RECORDS ::
####
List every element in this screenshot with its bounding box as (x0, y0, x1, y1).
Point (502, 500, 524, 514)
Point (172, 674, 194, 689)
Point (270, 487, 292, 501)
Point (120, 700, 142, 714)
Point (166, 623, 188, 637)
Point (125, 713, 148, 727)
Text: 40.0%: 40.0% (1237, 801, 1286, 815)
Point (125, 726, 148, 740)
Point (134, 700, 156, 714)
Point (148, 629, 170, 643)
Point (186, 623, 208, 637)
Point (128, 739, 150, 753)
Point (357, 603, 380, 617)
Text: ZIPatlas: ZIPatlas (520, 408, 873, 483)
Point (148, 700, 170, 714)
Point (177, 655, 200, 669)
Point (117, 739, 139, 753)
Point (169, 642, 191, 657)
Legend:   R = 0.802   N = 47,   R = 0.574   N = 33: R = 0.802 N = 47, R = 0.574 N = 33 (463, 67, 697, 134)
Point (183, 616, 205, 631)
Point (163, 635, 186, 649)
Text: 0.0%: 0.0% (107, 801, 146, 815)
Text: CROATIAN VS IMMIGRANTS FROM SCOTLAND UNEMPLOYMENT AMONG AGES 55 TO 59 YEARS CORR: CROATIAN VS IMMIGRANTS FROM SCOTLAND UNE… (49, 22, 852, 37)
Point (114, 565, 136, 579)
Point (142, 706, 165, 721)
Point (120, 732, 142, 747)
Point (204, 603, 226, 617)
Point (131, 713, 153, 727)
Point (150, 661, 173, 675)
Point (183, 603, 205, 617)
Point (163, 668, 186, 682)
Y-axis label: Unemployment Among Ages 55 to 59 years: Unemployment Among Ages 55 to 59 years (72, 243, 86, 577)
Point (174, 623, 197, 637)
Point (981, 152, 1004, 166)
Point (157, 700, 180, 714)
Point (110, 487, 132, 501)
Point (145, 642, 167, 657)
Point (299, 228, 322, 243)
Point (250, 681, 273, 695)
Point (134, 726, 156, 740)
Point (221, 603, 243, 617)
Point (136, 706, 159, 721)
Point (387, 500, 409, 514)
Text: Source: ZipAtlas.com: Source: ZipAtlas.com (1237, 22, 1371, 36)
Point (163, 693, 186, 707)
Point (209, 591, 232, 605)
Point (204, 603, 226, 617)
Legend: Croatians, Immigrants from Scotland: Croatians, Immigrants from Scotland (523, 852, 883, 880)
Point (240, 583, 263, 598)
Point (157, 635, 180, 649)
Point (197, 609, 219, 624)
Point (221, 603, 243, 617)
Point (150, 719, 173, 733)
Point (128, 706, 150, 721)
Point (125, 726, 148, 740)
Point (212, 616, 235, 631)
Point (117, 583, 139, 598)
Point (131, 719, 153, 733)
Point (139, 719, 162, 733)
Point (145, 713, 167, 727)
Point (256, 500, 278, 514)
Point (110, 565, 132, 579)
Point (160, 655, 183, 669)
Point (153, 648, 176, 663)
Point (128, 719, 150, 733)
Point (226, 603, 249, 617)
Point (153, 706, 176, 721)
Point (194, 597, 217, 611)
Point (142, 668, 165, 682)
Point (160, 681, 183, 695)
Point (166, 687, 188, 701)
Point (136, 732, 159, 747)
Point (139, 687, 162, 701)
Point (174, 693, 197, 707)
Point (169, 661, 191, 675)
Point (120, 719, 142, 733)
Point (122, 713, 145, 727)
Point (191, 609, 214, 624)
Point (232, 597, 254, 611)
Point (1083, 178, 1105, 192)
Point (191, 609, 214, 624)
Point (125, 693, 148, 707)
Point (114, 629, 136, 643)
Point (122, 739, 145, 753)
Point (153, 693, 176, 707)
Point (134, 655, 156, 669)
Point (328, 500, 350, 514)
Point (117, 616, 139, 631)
####
Copy out the entire listing above, every line unchanged and in its original order.

ANSWER TO THE TASK ::
List every element in this screenshot with its bounding box as (x0, y0, x1, y1).
Point (502, 500, 524, 514)
Point (172, 674, 194, 689)
Point (270, 487, 292, 501)
Point (120, 700, 142, 714)
Point (166, 623, 188, 637)
Point (125, 713, 148, 727)
Text: 40.0%: 40.0% (1237, 801, 1286, 815)
Point (125, 726, 148, 740)
Point (134, 700, 156, 714)
Point (148, 629, 170, 643)
Point (186, 623, 208, 637)
Point (128, 739, 150, 753)
Point (357, 603, 380, 617)
Text: ZIPatlas: ZIPatlas (520, 408, 873, 483)
Point (148, 700, 170, 714)
Point (177, 655, 200, 669)
Point (117, 739, 139, 753)
Point (169, 642, 191, 657)
Legend:   R = 0.802   N = 47,   R = 0.574   N = 33: R = 0.802 N = 47, R = 0.574 N = 33 (463, 67, 697, 134)
Point (183, 616, 205, 631)
Point (163, 635, 186, 649)
Text: 0.0%: 0.0% (107, 801, 146, 815)
Text: CROATIAN VS IMMIGRANTS FROM SCOTLAND UNEMPLOYMENT AMONG AGES 55 TO 59 YEARS CORR: CROATIAN VS IMMIGRANTS FROM SCOTLAND UNE… (49, 22, 852, 37)
Point (114, 565, 136, 579)
Point (142, 706, 165, 721)
Point (120, 732, 142, 747)
Point (204, 603, 226, 617)
Point (131, 713, 153, 727)
Point (150, 661, 173, 675)
Point (183, 603, 205, 617)
Point (163, 668, 186, 682)
Y-axis label: Unemployment Among Ages 55 to 59 years: Unemployment Among Ages 55 to 59 years (72, 243, 86, 577)
Point (174, 623, 197, 637)
Point (981, 152, 1004, 166)
Point (157, 700, 180, 714)
Point (110, 487, 132, 501)
Point (145, 642, 167, 657)
Point (299, 228, 322, 243)
Point (250, 681, 273, 695)
Point (134, 726, 156, 740)
Point (221, 603, 243, 617)
Point (136, 706, 159, 721)
Point (387, 500, 409, 514)
Text: Source: ZipAtlas.com: Source: ZipAtlas.com (1237, 22, 1371, 36)
Point (163, 693, 186, 707)
Point (209, 591, 232, 605)
Point (204, 603, 226, 617)
Legend: Croatians, Immigrants from Scotland: Croatians, Immigrants from Scotland (523, 852, 883, 880)
Point (240, 583, 263, 598)
Point (157, 635, 180, 649)
Point (197, 609, 219, 624)
Point (221, 603, 243, 617)
Point (150, 719, 173, 733)
Point (128, 706, 150, 721)
Point (125, 726, 148, 740)
Point (212, 616, 235, 631)
Point (117, 583, 139, 598)
Point (131, 719, 153, 733)
Point (139, 719, 162, 733)
Point (145, 713, 167, 727)
Point (256, 500, 278, 514)
Point (110, 565, 132, 579)
Point (160, 655, 183, 669)
Point (153, 648, 176, 663)
Point (128, 719, 150, 733)
Point (226, 603, 249, 617)
Point (153, 706, 176, 721)
Point (194, 597, 217, 611)
Point (142, 668, 165, 682)
Point (160, 681, 183, 695)
Point (166, 687, 188, 701)
Point (136, 732, 159, 747)
Point (139, 687, 162, 701)
Point (174, 693, 197, 707)
Point (169, 661, 191, 675)
Point (120, 719, 142, 733)
Point (122, 713, 145, 727)
Point (191, 609, 214, 624)
Point (232, 597, 254, 611)
Point (1083, 178, 1105, 192)
Point (191, 609, 214, 624)
Point (125, 693, 148, 707)
Point (114, 629, 136, 643)
Point (122, 739, 145, 753)
Point (153, 693, 176, 707)
Point (134, 655, 156, 669)
Point (328, 500, 350, 514)
Point (117, 616, 139, 631)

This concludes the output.